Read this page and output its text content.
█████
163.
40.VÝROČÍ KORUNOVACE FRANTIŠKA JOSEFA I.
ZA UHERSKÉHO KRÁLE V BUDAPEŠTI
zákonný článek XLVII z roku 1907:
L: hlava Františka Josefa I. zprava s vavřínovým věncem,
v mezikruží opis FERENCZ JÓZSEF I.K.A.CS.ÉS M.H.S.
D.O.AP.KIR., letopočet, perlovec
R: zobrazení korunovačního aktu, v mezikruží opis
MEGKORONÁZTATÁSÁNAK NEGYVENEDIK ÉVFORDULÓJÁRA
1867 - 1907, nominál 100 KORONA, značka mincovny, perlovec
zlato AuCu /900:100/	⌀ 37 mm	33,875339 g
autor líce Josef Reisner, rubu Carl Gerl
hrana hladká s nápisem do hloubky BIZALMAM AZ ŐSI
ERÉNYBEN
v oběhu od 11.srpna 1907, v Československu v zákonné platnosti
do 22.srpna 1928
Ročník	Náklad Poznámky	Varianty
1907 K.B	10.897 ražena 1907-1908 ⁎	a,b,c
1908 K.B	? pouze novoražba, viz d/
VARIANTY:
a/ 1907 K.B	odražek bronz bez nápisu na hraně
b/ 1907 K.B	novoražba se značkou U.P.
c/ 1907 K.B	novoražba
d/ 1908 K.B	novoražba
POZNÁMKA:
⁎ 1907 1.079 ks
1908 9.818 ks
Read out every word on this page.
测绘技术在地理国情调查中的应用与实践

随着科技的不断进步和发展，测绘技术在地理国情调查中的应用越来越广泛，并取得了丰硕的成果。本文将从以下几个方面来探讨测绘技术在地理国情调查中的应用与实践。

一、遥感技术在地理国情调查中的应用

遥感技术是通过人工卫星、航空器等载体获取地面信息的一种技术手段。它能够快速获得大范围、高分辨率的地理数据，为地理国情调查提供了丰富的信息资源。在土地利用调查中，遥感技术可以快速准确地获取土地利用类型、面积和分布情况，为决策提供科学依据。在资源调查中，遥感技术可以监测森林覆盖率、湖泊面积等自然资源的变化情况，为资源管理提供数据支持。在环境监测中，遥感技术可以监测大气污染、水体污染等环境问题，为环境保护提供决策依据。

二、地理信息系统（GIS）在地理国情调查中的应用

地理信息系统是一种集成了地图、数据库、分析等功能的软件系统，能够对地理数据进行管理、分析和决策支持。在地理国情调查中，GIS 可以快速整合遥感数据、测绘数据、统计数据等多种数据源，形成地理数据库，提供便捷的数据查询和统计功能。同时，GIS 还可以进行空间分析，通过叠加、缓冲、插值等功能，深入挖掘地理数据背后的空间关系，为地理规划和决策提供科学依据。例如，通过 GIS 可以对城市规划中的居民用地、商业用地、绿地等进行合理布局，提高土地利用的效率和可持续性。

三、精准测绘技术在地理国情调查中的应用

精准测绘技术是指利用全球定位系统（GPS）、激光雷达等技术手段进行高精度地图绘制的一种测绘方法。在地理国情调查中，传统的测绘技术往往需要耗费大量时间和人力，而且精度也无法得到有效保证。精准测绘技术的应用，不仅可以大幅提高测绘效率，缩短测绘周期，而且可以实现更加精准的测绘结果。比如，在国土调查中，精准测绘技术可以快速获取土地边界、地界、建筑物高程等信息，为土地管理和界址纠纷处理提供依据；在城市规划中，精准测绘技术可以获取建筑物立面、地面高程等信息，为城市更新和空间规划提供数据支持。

_What is being asked_. Pull every line containing the word "this" out of the entries above.

_Written response_.
Read this page and output its text content.
Read out every word on this page.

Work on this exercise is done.